-- begin DATA FOR THIS TASK --
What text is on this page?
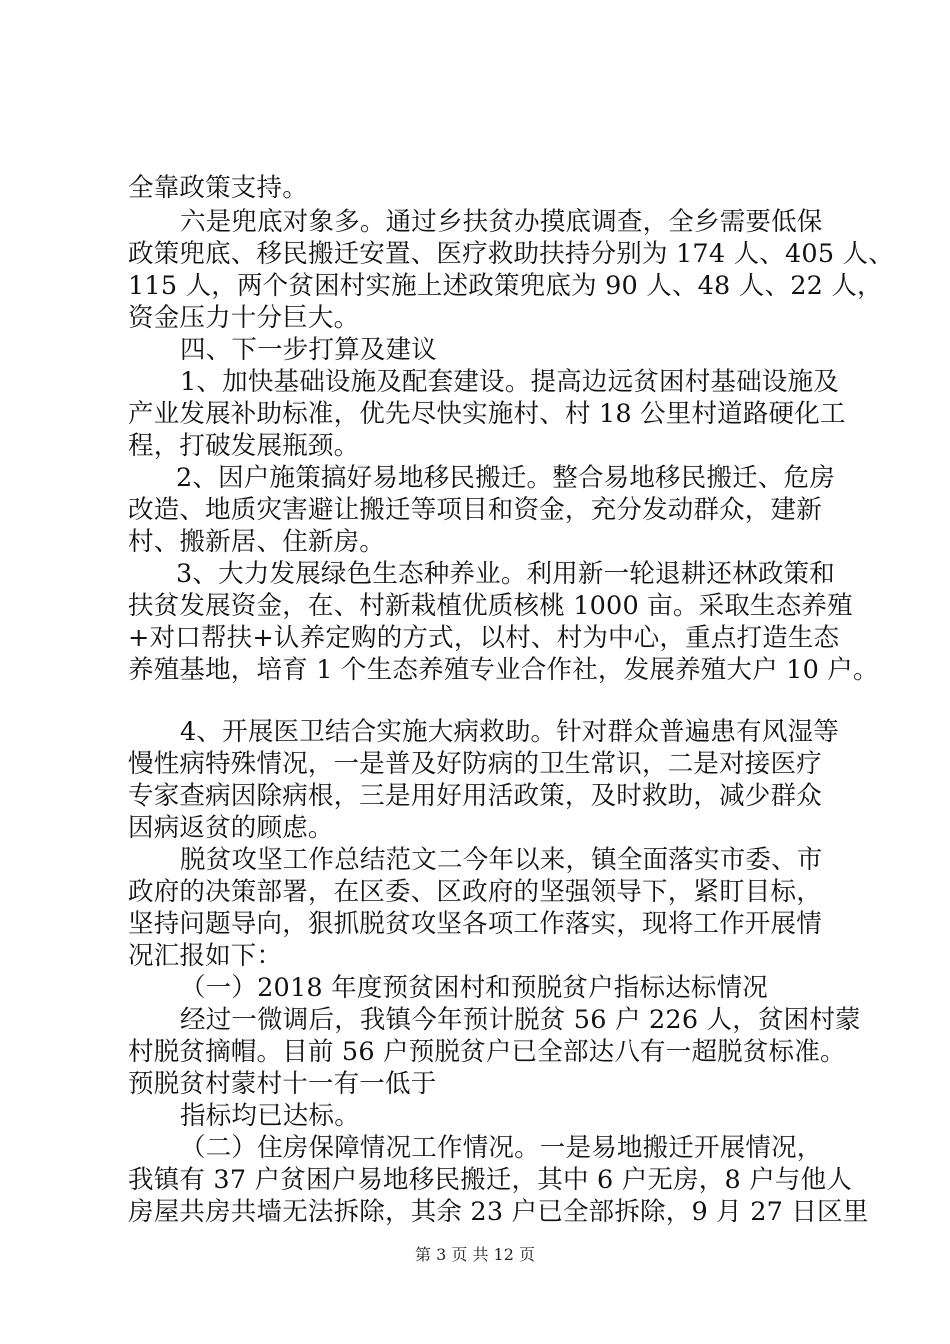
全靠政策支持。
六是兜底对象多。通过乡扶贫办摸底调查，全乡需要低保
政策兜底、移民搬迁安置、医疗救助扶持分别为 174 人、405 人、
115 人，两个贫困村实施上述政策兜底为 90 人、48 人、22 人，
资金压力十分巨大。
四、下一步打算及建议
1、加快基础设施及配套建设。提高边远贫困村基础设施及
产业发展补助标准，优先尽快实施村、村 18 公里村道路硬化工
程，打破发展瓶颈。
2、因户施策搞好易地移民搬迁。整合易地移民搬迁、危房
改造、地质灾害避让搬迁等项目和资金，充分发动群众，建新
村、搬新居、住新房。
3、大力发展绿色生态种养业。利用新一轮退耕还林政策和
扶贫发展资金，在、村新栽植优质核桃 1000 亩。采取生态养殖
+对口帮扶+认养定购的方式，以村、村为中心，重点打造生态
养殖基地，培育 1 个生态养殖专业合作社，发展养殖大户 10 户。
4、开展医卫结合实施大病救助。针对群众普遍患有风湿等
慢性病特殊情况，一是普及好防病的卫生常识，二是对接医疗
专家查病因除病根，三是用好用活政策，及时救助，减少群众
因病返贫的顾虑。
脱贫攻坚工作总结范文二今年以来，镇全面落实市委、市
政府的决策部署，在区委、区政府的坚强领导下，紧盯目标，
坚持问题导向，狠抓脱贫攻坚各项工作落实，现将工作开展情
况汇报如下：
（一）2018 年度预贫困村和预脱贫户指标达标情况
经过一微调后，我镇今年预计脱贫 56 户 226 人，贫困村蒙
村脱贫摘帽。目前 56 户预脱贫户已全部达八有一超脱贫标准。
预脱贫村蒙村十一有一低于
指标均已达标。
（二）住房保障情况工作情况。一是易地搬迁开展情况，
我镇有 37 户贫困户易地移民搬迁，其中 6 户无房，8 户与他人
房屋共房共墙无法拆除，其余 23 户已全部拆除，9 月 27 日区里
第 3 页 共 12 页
-- end DATA FOR THIS TASK --
GOAL = Make an exact copy of the data above, pictures excluded.

WRITTEN ANSWER =
What text is on this page?
全靠政策支持。
六是兜底对象多。通过乡扶贫办摸底调查，全乡需要低保
政策兜底、移民搬迁安置、医疗救助扶持分别为 174 人、405 人、
115 人，两个贫困村实施上述政策兜底为 90 人、48 人、22 人，
资金压力十分巨大。
四、下一步打算及建议
1、加快基础设施及配套建设。提高边远贫困村基础设施及
产业发展补助标准，优先尽快实施村、村 18 公里村道路硬化工
程，打破发展瓶颈。
2、因户施策搞好易地移民搬迁。整合易地移民搬迁、危房
改造、地质灾害避让搬迁等项目和资金，充分发动群众，建新
村、搬新居、住新房。
3、大力发展绿色生态种养业。利用新一轮退耕还林政策和
扶贫发展资金，在、村新栽植优质核桃 1000 亩。采取生态养殖
+对口帮扶+认养定购的方式，以村、村为中心，重点打造生态
养殖基地，培育 1 个生态养殖专业合作社，发展养殖大户 10 户。
4、开展医卫结合实施大病救助。针对群众普遍患有风湿等
慢性病特殊情况，一是普及好防病的卫生常识，二是对接医疗
专家查病因除病根，三是用好用活政策，及时救助，减少群众
因病返贫的顾虑。
脱贫攻坚工作总结范文二今年以来，镇全面落实市委、市
政府的决策部署，在区委、区政府的坚强领导下，紧盯目标，
坚持问题导向，狠抓脱贫攻坚各项工作落实，现将工作开展情
况汇报如下：
（一）2018 年度预贫困村和预脱贫户指标达标情况
经过一微调后，我镇今年预计脱贫 56 户 226 人，贫困村蒙
村脱贫摘帽。目前 56 户预脱贫户已全部达八有一超脱贫标准。
预脱贫村蒙村十一有一低于
指标均已达标。
（二）住房保障情况工作情况。一是易地搬迁开展情况，
我镇有 37 户贫困户易地移民搬迁，其中 6 户无房，8 户与他人
房屋共房共墙无法拆除，其余 23 户已全部拆除，9 月 27 日区里
第 3 页 共 12 页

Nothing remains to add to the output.